───── Texto fornecido ─────
Renata Lamela Lenke disse...

Tati, amei !!!!!!!!!!!!
A fic esta cada vez mais lindaaaaaaaaaaaa...tão romântica e hot ao mesmo tempo !!!! Adoroooo !!!
Bjssssssssssssss

Fernanda mendonça disse...

kkkkkkkkkkkkkkkkkkkk.....amei esse capítulo, Tatiiiiiiiiiiii....como prometido, vim deixar meu comentário. Caraca,esse seu Charlie é osso duro de roer...era médico do exército??????kkkkkkkkkkkkkkkkk....tadinho do Edward...será que ele vai ter a oportunidade conhecê-lo???
Bom, já em relação ao casal propriamente dito, fiquei aliviada ao saber da resposta da Bella....ainda bem que eles vão continuar....ou seja, o negócio vai pegar fogo nas ventas!!!!!kkkkkkkkkkkk...e esse Jasper totalmente descolado??uhuuuuuuuuuuuuuu...dessa vez o boca suja da história é o Jasper e não Alice...kkkkkkkkkkkkkkkkkkkkkkk...gostei. Amiga, parabéns por mais uma maravilha de capítulo. Eu li na faculdade, mas como da outra vez não consegui comentar pelo celular, decidi deixar pra comentar quando chegasse em casa.. :) bjosssssssssssssss e ansiosa pelo próximo!!! <3

Nina witch disse...

Oi Tati, como eu amo essa FIC, comentei no Nyah, mas acho legal comentar aqui tb.
Embora tenha os dramas da história a FIC é descontraída. Não tem como não amar esses casal. Tb amo o restante da galera, todos com características muito singulares.
Espero que essas bruxas q ficam dando em cima do professor delícia não atormentem muito a Bellinha.
Parabéns e aguardando o retorno. Bjs

Dea Capelo disse...
───── Listagem de dados ─────
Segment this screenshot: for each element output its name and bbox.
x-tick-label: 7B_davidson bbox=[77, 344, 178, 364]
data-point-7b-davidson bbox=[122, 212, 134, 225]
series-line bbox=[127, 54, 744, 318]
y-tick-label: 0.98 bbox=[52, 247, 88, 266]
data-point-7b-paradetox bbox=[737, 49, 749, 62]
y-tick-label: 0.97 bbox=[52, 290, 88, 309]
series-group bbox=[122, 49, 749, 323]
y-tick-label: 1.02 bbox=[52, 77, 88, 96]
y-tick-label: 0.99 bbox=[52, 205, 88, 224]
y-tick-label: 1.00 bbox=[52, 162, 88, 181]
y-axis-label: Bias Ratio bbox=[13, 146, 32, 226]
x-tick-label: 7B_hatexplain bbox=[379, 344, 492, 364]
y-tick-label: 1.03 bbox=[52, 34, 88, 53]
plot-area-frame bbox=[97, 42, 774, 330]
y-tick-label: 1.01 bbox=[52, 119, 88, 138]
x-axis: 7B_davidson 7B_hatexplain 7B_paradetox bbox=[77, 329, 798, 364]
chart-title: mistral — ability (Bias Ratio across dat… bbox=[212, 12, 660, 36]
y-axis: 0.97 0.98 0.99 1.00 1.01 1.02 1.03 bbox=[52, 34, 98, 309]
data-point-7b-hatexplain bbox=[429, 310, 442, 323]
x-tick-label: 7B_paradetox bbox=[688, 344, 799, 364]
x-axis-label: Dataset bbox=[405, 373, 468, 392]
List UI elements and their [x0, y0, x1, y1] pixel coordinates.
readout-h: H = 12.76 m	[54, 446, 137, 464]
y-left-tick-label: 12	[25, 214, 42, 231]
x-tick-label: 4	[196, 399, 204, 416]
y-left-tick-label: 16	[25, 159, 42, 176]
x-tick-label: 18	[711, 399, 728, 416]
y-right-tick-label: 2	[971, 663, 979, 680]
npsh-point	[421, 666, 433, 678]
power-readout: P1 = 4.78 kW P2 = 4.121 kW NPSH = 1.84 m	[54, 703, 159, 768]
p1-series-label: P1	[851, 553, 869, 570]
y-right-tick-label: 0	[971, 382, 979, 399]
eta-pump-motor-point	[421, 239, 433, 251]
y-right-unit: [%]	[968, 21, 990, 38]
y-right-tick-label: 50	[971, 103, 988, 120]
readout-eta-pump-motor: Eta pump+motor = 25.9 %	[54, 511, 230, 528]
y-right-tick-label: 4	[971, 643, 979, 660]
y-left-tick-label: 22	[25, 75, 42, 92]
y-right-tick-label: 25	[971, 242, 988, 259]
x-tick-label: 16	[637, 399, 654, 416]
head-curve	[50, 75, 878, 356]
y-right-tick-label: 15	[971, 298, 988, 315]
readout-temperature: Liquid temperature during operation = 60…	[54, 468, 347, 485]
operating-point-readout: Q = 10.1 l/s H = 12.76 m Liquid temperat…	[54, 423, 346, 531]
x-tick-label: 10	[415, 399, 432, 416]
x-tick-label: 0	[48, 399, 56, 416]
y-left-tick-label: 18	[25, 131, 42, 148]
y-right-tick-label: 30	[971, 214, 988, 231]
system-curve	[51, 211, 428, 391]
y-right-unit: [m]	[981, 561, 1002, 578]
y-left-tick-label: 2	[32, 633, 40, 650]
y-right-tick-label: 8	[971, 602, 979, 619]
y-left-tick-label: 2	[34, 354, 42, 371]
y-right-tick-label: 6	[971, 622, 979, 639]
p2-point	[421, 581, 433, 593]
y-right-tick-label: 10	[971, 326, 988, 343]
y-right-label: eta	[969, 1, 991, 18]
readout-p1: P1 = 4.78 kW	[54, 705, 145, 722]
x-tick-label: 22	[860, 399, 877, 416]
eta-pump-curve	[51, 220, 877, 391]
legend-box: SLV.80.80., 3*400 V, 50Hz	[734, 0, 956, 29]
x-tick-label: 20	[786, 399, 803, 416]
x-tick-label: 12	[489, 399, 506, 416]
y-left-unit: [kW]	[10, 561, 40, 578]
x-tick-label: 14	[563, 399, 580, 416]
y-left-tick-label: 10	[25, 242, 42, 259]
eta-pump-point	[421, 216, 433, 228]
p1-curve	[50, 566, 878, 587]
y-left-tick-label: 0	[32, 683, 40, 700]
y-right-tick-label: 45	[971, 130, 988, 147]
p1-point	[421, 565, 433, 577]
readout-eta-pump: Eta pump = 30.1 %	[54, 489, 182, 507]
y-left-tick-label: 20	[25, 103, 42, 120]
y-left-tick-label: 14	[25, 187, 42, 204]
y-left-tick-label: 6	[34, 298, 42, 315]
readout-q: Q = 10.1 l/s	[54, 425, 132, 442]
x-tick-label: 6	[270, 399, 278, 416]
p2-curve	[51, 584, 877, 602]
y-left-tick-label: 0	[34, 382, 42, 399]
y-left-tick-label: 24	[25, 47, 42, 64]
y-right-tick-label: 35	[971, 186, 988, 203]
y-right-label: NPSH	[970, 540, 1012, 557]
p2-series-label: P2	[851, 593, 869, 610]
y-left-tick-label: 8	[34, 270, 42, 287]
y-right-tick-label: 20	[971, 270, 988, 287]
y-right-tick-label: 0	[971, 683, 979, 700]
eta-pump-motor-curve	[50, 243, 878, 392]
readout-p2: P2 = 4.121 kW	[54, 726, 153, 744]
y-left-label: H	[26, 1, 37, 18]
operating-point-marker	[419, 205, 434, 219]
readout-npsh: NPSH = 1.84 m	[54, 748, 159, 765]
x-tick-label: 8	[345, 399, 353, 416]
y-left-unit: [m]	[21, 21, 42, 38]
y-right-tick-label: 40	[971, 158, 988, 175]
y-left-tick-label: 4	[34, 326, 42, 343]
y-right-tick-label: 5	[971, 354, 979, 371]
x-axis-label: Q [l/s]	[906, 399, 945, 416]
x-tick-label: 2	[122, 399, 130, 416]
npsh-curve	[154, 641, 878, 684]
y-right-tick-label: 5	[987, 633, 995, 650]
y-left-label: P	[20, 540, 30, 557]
─────
#### Tarefas obrigatórias:
A: Nos comentários sobre a fic, liste todos os nomes que vêm antes de "disse...".
B: Escreva a continuação dos comentários sobre a fic a partir do ponto onde eles param.

#### Respostas escritas:
A: Renata Lamela Lenke, Fernanda mendonça, Nina witch, Dea Capelo

B:
Awnnnn... amei este capítulo!!! Me fez suspirar... o professor é muito fofo, e sexy! E gostoso tb!!!!!
Fico imaginando como seria ele se declarando pra ela.
É legal ver essa diferença de maturidade nos dois, e também achei legal que mesmo ele percebendo a infantilidade nela, ele não perdeu o interesse. Está amarradão nela mesmo...hehehe
Ai não vejo a hora deles se pegarem de vez... uhuuulllll.
Posta maaaaaiiissss!!!!

Fernanda Farias disse...

Amo essa fic. Nunca comentei, mas.. cá estou eu.
Essa história é totalmente envolvente. To amando o Edward todo preocupado e envolvido. E essa Bella... A M O.
Pfvr, adoro os momentos fofos e hots deles... divinos, simplesmente.

Posta maaaaaais *-*

LIDIA disse...

oi tati feliz ano novo
tati fiquei com medo o que será que vai acontecer com a Bella e o Edward.Será que Bella vai morre .
por favor não mate a Bella

Elaine Cristina disse...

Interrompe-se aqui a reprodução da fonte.